Goal →
Restate, word for word, all of the material shown below.

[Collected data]
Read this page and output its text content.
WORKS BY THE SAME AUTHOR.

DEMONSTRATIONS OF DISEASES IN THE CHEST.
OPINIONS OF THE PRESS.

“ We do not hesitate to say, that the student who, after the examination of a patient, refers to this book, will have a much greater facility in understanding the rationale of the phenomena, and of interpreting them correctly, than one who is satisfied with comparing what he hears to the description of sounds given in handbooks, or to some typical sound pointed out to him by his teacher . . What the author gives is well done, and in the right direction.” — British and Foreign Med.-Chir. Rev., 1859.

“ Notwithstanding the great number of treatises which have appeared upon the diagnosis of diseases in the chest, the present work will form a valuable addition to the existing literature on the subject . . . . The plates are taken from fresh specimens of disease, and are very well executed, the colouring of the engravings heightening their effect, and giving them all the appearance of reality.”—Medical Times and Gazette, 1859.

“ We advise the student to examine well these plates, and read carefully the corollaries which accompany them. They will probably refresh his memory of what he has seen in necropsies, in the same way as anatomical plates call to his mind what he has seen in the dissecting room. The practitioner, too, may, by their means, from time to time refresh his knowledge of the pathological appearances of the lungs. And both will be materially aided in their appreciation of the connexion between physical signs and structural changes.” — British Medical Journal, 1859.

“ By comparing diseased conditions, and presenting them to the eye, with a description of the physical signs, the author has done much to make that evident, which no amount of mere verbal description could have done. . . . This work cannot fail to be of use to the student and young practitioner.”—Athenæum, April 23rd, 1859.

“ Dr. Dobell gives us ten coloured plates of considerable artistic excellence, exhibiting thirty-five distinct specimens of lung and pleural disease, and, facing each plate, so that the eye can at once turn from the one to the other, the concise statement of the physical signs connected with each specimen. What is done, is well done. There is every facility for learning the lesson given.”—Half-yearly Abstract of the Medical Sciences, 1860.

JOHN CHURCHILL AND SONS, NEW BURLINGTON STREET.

Solved exercise →
Read this page and output its text content.
WORKS BY THE SAME AUTHOR.

DEMONSTRATIONS OF DISEASES IN THE CHEST.
OPINIONS OF THE PRESS.

“ We do not hesitate to say, that the student who, after the examination of a patient, refers to this book, will have a much greater facility in understanding the rationale of the phenomena, and of interpreting them correctly, than one who is satisfied with comparing what he hears to the description of sounds given in handbooks, or to some typical sound pointed out to him by his teacher . . What the author gives is well done, and in the right direction.” — British and Foreign Med.-Chir. Rev., 1859.

“ Notwithstanding the great number of treatises which have appeared upon the diagnosis of diseases in the chest, the present work will form a valuable addition to the existing literature on the subject . . . . The plates are taken from fresh specimens of disease, and are very well executed, the colouring of the engravings heightening their effect, and giving them all the appearance of reality.”—Medical Times and Gazette, 1859.

“ We advise the student to examine well these plates, and read carefully the corollaries which accompany them. They will probably refresh his memory of what he has seen in necropsies, in the same way as anatomical plates call to his mind what he has seen in the dissecting room. The practitioner, too, may, by their means, from time to time refresh his knowledge of the pathological appearances of the lungs. And both will be materially aided in their appreciation of the connexion between physical signs and structural changes.” — British Medical Journal, 1859.

“ By comparing diseased conditions, and presenting them to the eye, with a description of the physical signs, the author has done much to make that evident, which no amount of mere verbal description could have done. . . . This work cannot fail to be of use to the student and young practitioner.”—Athenæum, April 23rd, 1859.

“ Dr. Dobell gives us ten coloured plates of considerable artistic excellence, exhibiting thirty-five distinct specimens of lung and pleural disease, and, facing each plate, so that the eye can at once turn from the one to the other, the concise statement of the physical signs connected with each specimen. What is done, is well done. There is every facility for learning the lesson given.”—Half-yearly Abstract of the Medical Sciences, 1860.

JOHN CHURCHILL AND SONS, NEW BURLINGTON STREET.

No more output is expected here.